» **Set exercise**
Can you write out all the lines word for word, with no pictures?

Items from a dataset
╭──
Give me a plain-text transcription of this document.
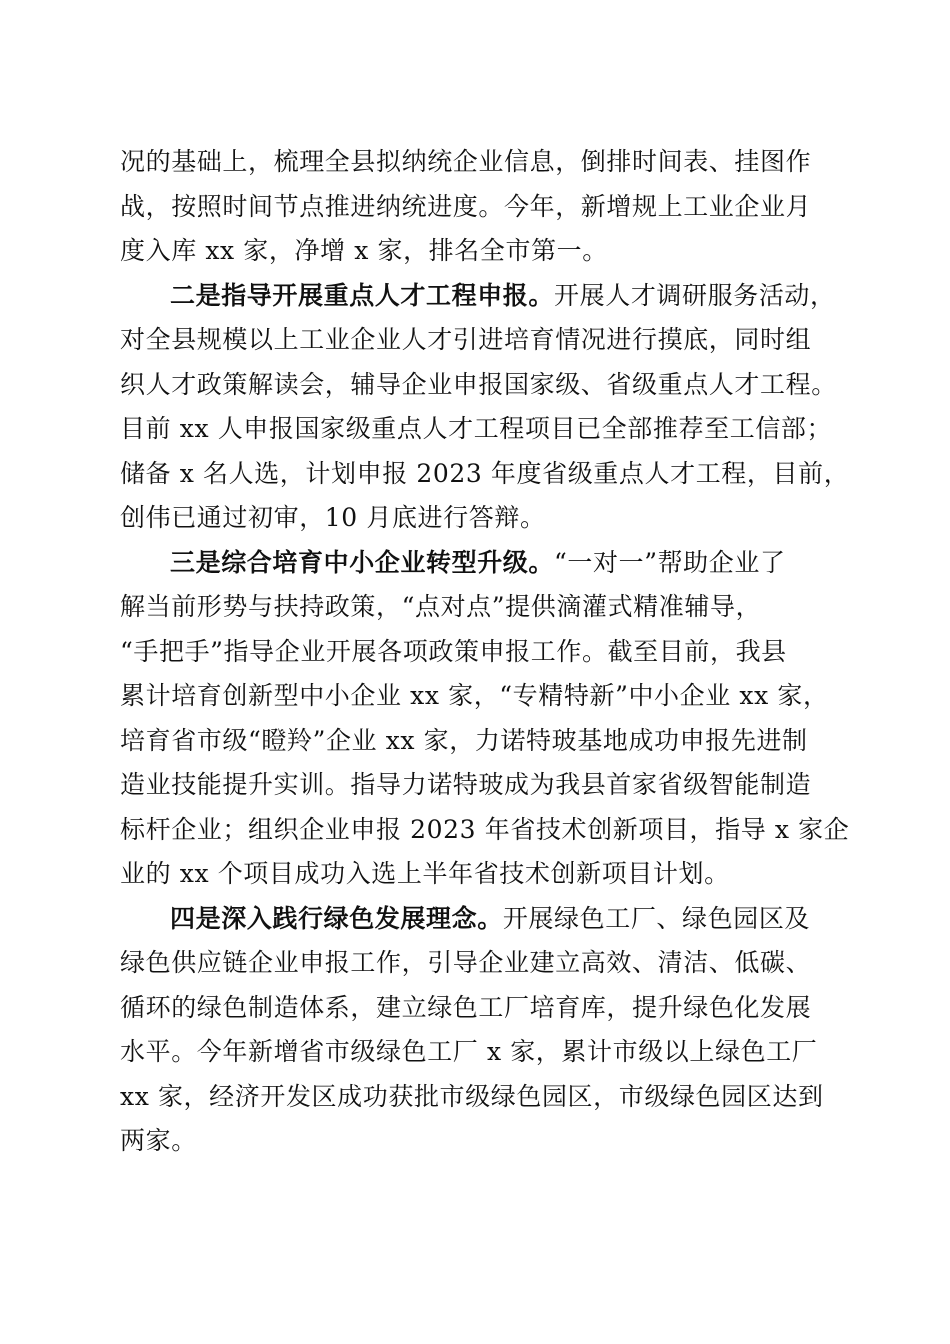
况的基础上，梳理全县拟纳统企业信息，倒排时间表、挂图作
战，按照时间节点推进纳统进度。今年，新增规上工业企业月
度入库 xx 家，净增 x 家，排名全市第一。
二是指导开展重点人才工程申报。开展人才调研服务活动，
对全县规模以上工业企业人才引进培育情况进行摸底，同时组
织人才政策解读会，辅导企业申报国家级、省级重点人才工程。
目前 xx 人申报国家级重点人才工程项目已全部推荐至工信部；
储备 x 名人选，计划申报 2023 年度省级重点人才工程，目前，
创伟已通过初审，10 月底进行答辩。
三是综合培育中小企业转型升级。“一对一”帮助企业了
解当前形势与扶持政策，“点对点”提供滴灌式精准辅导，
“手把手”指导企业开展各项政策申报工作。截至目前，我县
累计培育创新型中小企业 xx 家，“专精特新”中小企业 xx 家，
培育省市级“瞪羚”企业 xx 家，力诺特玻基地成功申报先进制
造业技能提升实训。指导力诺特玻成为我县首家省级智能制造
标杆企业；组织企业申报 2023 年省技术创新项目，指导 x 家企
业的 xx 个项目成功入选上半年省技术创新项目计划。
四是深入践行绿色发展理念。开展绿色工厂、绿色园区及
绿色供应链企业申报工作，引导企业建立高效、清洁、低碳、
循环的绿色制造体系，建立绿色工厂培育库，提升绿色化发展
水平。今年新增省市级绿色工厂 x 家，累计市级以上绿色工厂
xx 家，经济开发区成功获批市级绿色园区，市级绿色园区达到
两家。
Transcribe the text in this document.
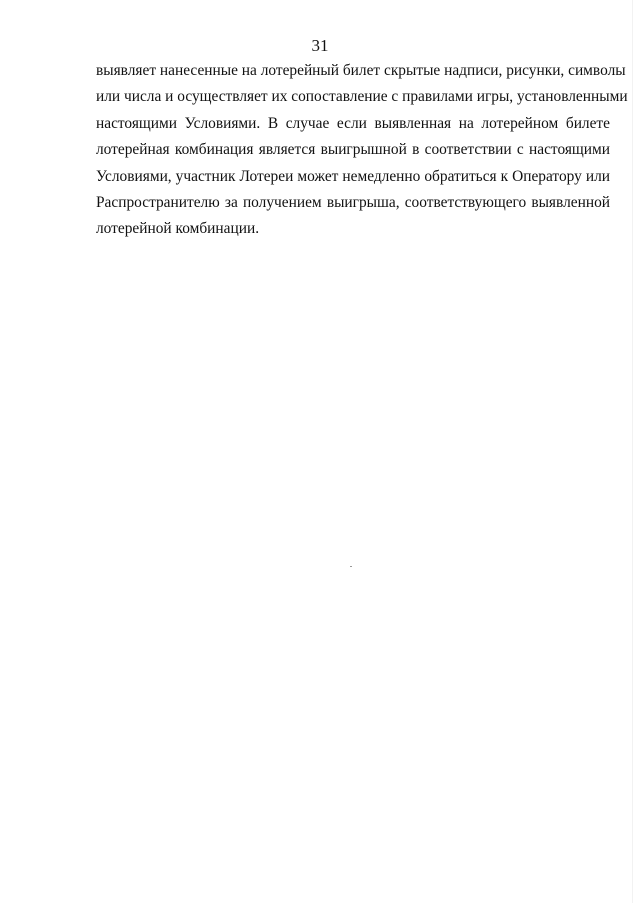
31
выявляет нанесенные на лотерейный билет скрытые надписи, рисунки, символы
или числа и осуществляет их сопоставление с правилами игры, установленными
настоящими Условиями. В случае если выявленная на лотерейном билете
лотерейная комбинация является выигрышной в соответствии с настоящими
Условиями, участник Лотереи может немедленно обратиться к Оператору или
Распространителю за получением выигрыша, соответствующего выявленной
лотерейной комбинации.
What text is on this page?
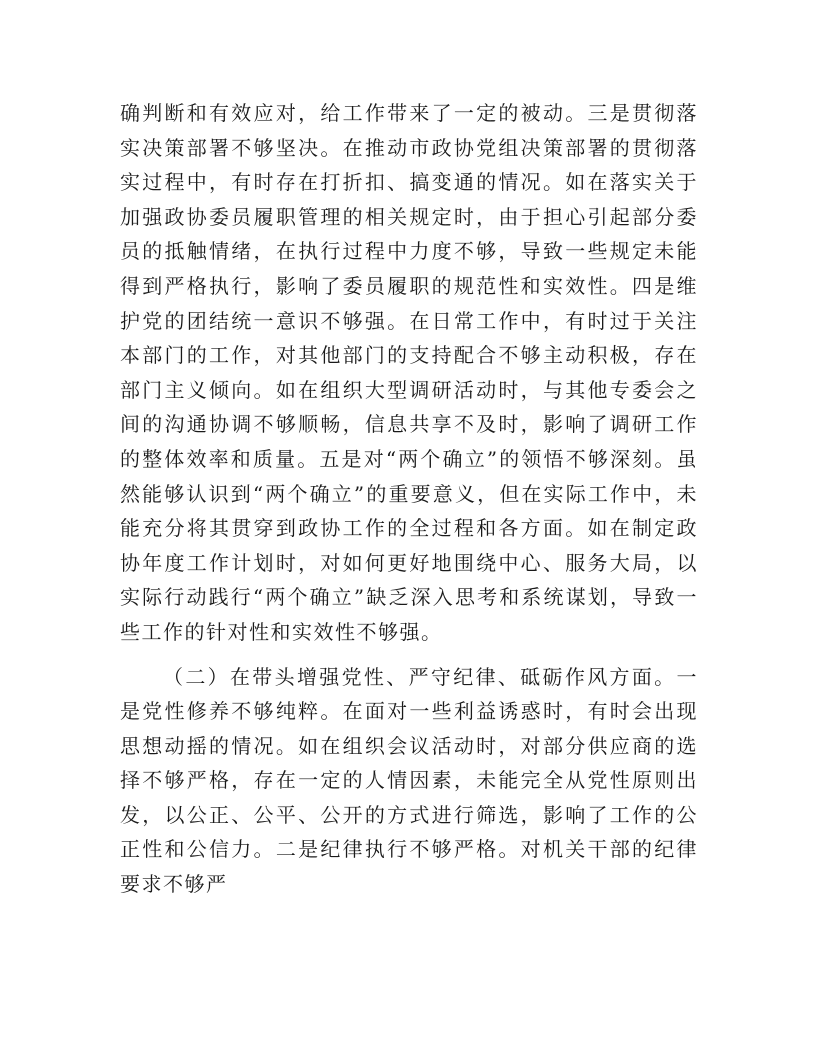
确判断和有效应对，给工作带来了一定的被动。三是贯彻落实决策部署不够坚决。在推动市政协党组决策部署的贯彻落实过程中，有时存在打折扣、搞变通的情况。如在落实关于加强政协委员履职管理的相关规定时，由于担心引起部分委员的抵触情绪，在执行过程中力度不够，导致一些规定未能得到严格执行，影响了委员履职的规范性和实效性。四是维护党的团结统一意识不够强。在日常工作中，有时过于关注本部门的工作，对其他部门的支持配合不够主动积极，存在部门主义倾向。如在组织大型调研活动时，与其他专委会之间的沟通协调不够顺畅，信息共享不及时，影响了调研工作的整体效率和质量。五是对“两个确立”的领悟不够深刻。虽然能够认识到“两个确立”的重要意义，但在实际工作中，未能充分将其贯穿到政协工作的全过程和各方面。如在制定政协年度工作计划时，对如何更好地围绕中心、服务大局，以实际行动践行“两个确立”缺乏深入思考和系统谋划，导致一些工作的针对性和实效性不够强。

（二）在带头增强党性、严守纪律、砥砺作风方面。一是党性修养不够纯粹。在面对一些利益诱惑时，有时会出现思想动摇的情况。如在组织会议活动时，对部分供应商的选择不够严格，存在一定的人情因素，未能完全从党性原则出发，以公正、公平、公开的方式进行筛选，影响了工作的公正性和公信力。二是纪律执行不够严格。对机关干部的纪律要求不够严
╰──
» **Answer to the problem**
Give me a plain-text transcription of this document.
况的基础上，梳理全县拟纳统企业信息，倒排时间表、挂图作
战，按照时间节点推进纳统进度。今年，新增规上工业企业月
度入库 xx 家，净增 x 家，排名全市第一。
二是指导开展重点人才工程申报。开展人才调研服务活动，
对全县规模以上工业企业人才引进培育情况进行摸底，同时组
织人才政策解读会，辅导企业申报国家级、省级重点人才工程。
目前 xx 人申报国家级重点人才工程项目已全部推荐至工信部；
储备 x 名人选，计划申报 2023 年度省级重点人才工程，目前，
创伟已通过初审，10 月底进行答辩。
三是综合培育中小企业转型升级。“一对一”帮助企业了
解当前形势与扶持政策，“点对点”提供滴灌式精准辅导，
“手把手”指导企业开展各项政策申报工作。截至目前，我县
累计培育创新型中小企业 xx 家，“专精特新”中小企业 xx 家，
培育省市级“瞪羚”企业 xx 家，力诺特玻基地成功申报先进制
造业技能提升实训。指导力诺特玻成为我县首家省级智能制造
标杆企业；组织企业申报 2023 年省技术创新项目，指导 x 家企
业的 xx 个项目成功入选上半年省技术创新项目计划。
四是深入践行绿色发展理念。开展绿色工厂、绿色园区及
绿色供应链企业申报工作，引导企业建立高效、清洁、低碳、
循环的绿色制造体系，建立绿色工厂培育库，提升绿色化发展
水平。今年新增省市级绿色工厂 x 家，累计市级以上绿色工厂
xx 家，经济开发区成功获批市级绿色园区，市级绿色园区达到
两家。
Transcribe the text in this document.
31
выявляет нанесенные на лотерейный билет скрытые надписи, рисунки, символы
или числа и осуществляет их сопоставление с правилами игры, установленными
настоящими Условиями. В случае если выявленная на лотерейном билете
лотерейная комбинация является выигрышной в соответствии с настоящими
Условиями, участник Лотереи может немедленно обратиться к Оператору или
Распространителю за получением выигрыша, соответствующего выявленной
лотерейной комбинации.
What text is on this page?
确判断和有效应对，给工作带来了一定的被动。三是贯彻落实决策部署不够坚决。在推动市政协党组决策部署的贯彻落实过程中，有时存在打折扣、搞变通的情况。如在落实关于加强政协委员履职管理的相关规定时，由于担心引起部分委员的抵触情绪，在执行过程中力度不够，导致一些规定未能得到严格执行，影响了委员履职的规范性和实效性。四是维护党的团结统一意识不够强。在日常工作中，有时过于关注本部门的工作，对其他部门的支持配合不够主动积极，存在部门主义倾向。如在组织大型调研活动时，与其他专委会之间的沟通协调不够顺畅，信息共享不及时，影响了调研工作的整体效率和质量。五是对“两个确立”的领悟不够深刻。虽然能够认识到“两个确立”的重要意义，但在实际工作中，未能充分将其贯穿到政协工作的全过程和各方面。如在制定政协年度工作计划时，对如何更好地围绕中心、服务大局，以实际行动践行“两个确立”缺乏深入思考和系统谋划，导致一些工作的针对性和实效性不够强。

（二）在带头增强党性、严守纪律、砥砺作风方面。一是党性修养不够纯粹。在面对一些利益诱惑时，有时会出现思想动摇的情况。如在组织会议活动时，对部分供应商的选择不够严格，存在一定的人情因素，未能完全从党性原则出发，以公正、公平、公开的方式进行筛选，影响了工作的公正性和公信力。二是纪律执行不够严格。对机关干部的纪律要求不够严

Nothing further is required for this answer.